(Dataset entries)
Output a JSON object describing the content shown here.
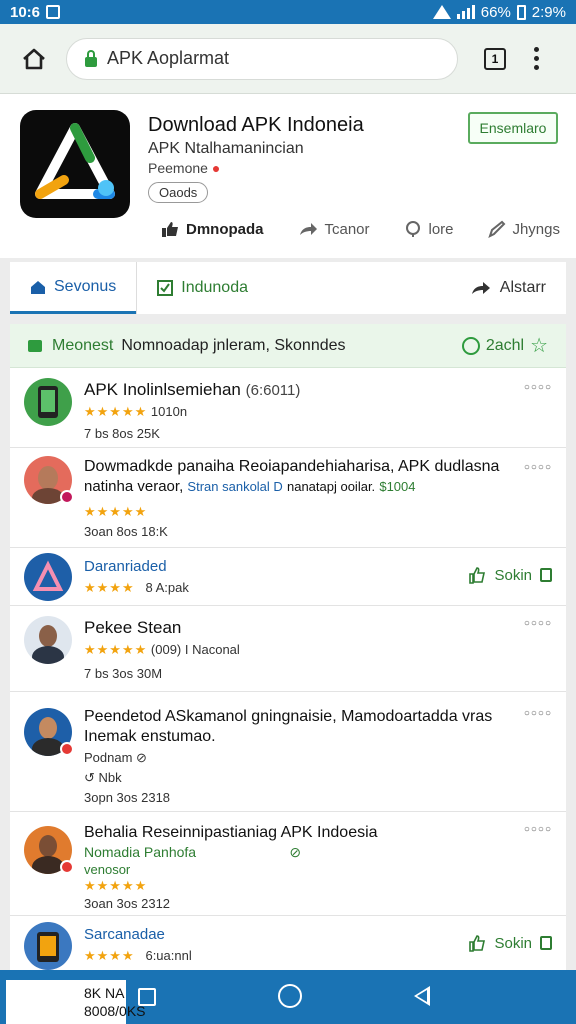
{
  "status": {
    "time": "10:6",
    "battery": "66%",
    "clock_right": "2:9%"
  },
  "browser": {
    "url": "APK Aoplarmat"
  },
  "app": {
    "title": "Download APK Indoneia",
    "subtitle": "APK Ntalhamanincian",
    "developer": "Peemone",
    "tag": "Oaods",
    "install_label": "Ensemlaro",
    "actions": [
      "Dmnopada",
      "Tcanor",
      "lore",
      "Jhyngs"
    ]
  },
  "tabs": {
    "tab1": "Sevonus",
    "tab2": "Indunoda",
    "tab3": "Alstarr"
  },
  "list": {
    "head_new": "Meonest",
    "head_text": "Nomnoadap jnleram, Skonndes",
    "head_right": "2achl",
    "items": [
      {
        "title": "APK Inolinlsemiehan",
        "rating_extra": "(6:6011)",
        "count": "1010n",
        "stat": "7 bs  8os  25K"
      },
      {
        "title_line1": "Dowmadkde panaiha Reoiapandehiaharisa, APK dudlasna",
        "title_line2_a": "natinha veraor,",
        "title_line2_b": "Stran sankolal D",
        "title_line2_c": "nanatapj ooilar.",
        "title_line2_d": "$1004",
        "stat": "3oan  8os  18:K"
      },
      {
        "title": "Daranriaded",
        "sub": "8 A:pak",
        "action": "Sokin"
      },
      {
        "title": "Pekee Stean",
        "sub": "(009) I Naconal",
        "stat": "7 bs  3os  30M"
      },
      {
        "title_line1": "Peendetod ASkamanol gningnaisie,  Mamodoartadda vras",
        "title_line2": "Inemak enstumao.",
        "sub": "Podnam",
        "sub2": "Nbk",
        "stat": "3opn  3os  2318"
      },
      {
        "title": "Behalia Reseinnipastianiag APK Indoesia",
        "sub": "Nomadia Panhofa",
        "sub2": "venosor",
        "stat": "3oan  3os  2312"
      },
      {
        "title": "Sarcanadae",
        "sub": "6:ua:nnl",
        "action": "Sokin"
      }
    ]
  },
  "nav": {
    "note": "8K NA 8008/0KS"
  },
  "colors": {
    "primary": "#1a73b4",
    "accent": "#2e7d32",
    "star": "#f2a30f"
  }
}
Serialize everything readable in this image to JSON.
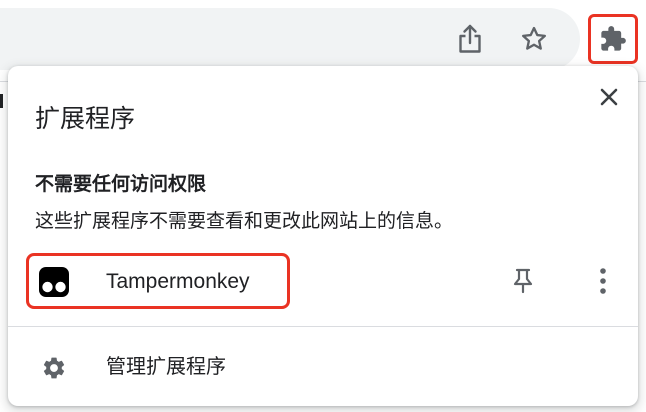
{
  "toolbar": {
    "share_icon": "share-icon",
    "bookmark_icon": "star-icon",
    "extensions_icon": "puzzle-piece-icon"
  },
  "panel": {
    "title": "扩展程序",
    "close_icon": "close-icon",
    "section_heading": "不需要任何访问权限",
    "section_description": "这些扩展程序不需要查看和更改此网站上的信息。",
    "extensions": [
      {
        "name": "Tampermonkey",
        "icon": "tampermonkey-icon"
      }
    ],
    "manage_label": "管理扩展程序",
    "manage_icon": "gear-icon"
  },
  "colors": {
    "highlight": "#ea3323",
    "text": "#202124",
    "icon": "#5f6368",
    "omnibox_bg": "#f1f3f4",
    "divider": "#dadce0"
  }
}
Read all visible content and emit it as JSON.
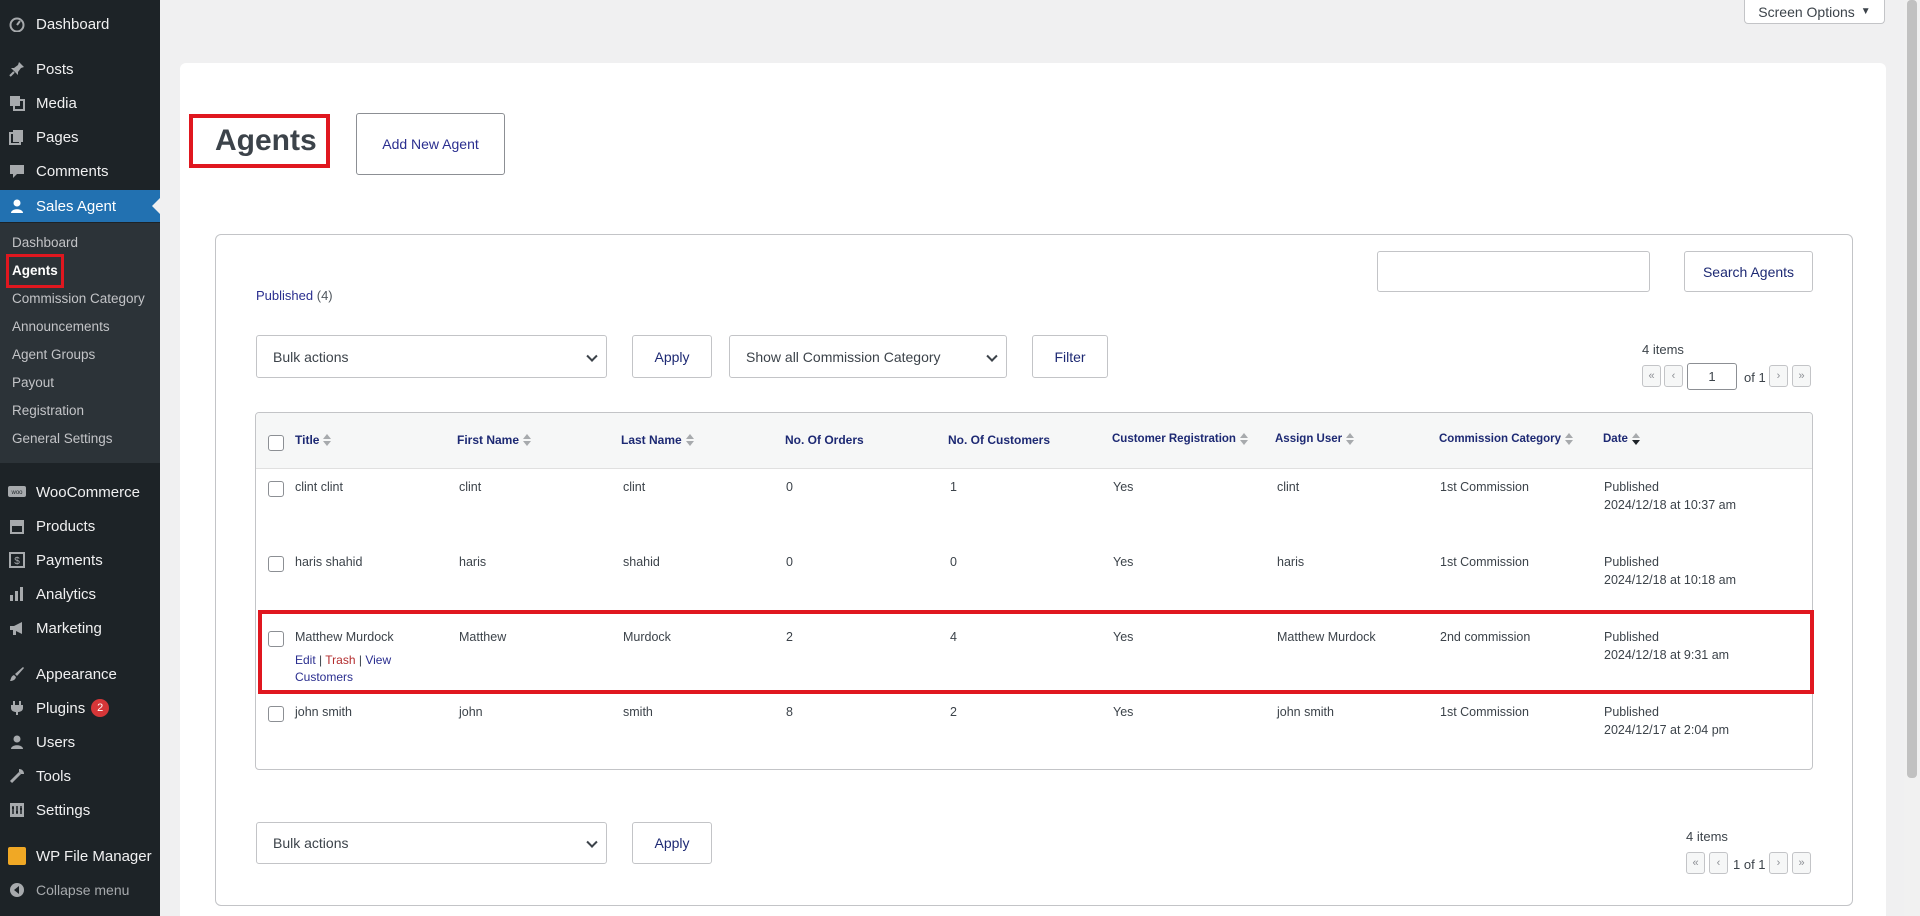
{
  "sidebar": {
    "menu": [
      {
        "label": "Dashboard",
        "icon": "dashboard-icon"
      },
      {
        "label": "Posts",
        "icon": "pin-icon"
      },
      {
        "label": "Media",
        "icon": "media-icon"
      },
      {
        "label": "Pages",
        "icon": "pages-icon"
      },
      {
        "label": "Comments",
        "icon": "comment-icon"
      },
      {
        "label": "Sales Agent",
        "icon": "user-icon"
      },
      {
        "label": "WooCommerce",
        "icon": "woo-icon"
      },
      {
        "label": "Products",
        "icon": "archive-icon"
      },
      {
        "label": "Payments",
        "icon": "dollar-icon"
      },
      {
        "label": "Analytics",
        "icon": "bar-chart-icon"
      },
      {
        "label": "Marketing",
        "icon": "megaphone-icon"
      },
      {
        "label": "Appearance",
        "icon": "brush-icon"
      },
      {
        "label": "Plugins",
        "icon": "plugin-icon",
        "badge": "2"
      },
      {
        "label": "Users",
        "icon": "users-icon"
      },
      {
        "label": "Tools",
        "icon": "wrench-icon"
      },
      {
        "label": "Settings",
        "icon": "settings-icon"
      },
      {
        "label": "WP File Manager",
        "icon": "file-manager-icon"
      },
      {
        "label": "Collapse menu",
        "icon": "collapse-icon"
      }
    ],
    "submenu": [
      "Dashboard",
      "Agents",
      "Commission Category",
      "Announcements",
      "Agent Groups",
      "Payout",
      "Registration",
      "General Settings"
    ]
  },
  "screen_options": "Screen Options",
  "page_title": "Agents",
  "add_new_label": "Add New Agent",
  "filters": {
    "published_label": "Published",
    "published_count": "(4)",
    "search_button": "Search Agents",
    "search_value": "",
    "bulk_actions": "Bulk actions",
    "apply": "Apply",
    "category_filter": "Show all Commission Category",
    "filter_button": "Filter"
  },
  "pagination_top": {
    "items": "4 items",
    "current_page": "1",
    "of_text": "of 1"
  },
  "pagination_bottom": {
    "items": "4 items",
    "text": "1 of 1"
  },
  "pagination_glyphs": {
    "first": "«",
    "prev": "‹",
    "next": "›",
    "last": "»"
  },
  "table": {
    "columns": [
      "Title",
      "First Name",
      "Last Name",
      "No. Of Orders",
      "No. Of Customers",
      "Customer Registration",
      "Assign User",
      "Commission Category",
      "Date"
    ],
    "rows": [
      {
        "title": "clint clint",
        "first": "clint",
        "last": "clint",
        "orders": "0",
        "customers": "1",
        "registration": "Yes",
        "user": "clint",
        "category": "1st Commission",
        "status": "Published",
        "date": "2024/12/18 at 10:37 am"
      },
      {
        "title": "haris shahid",
        "first": "haris",
        "last": "shahid",
        "orders": "0",
        "customers": "0",
        "registration": "Yes",
        "user": "haris",
        "category": "1st Commission",
        "status": "Published",
        "date": "2024/12/18 at 10:18 am"
      },
      {
        "title": "Matthew Murdock",
        "first": "Matthew",
        "last": "Murdock",
        "orders": "2",
        "customers": "4",
        "registration": "Yes",
        "user": "Matthew Murdock",
        "category": "2nd commission",
        "status": "Published",
        "date": "2024/12/18 at 9:31 am"
      },
      {
        "title": "john smith",
        "first": "john",
        "last": "smith",
        "orders": "8",
        "customers": "2",
        "registration": "Yes",
        "user": "john smith",
        "category": "1st Commission",
        "status": "Published",
        "date": "2024/12/17 at 2:04 pm"
      }
    ],
    "row_actions": {
      "edit": "Edit",
      "trash": "Trash",
      "view_line1": "View",
      "view_line2": "Customers",
      "sep": "|"
    }
  }
}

▶ The exercise: Reply with nothing except the number of lines in the listing above that include the string "Matthew".

▶ Result of this task: 3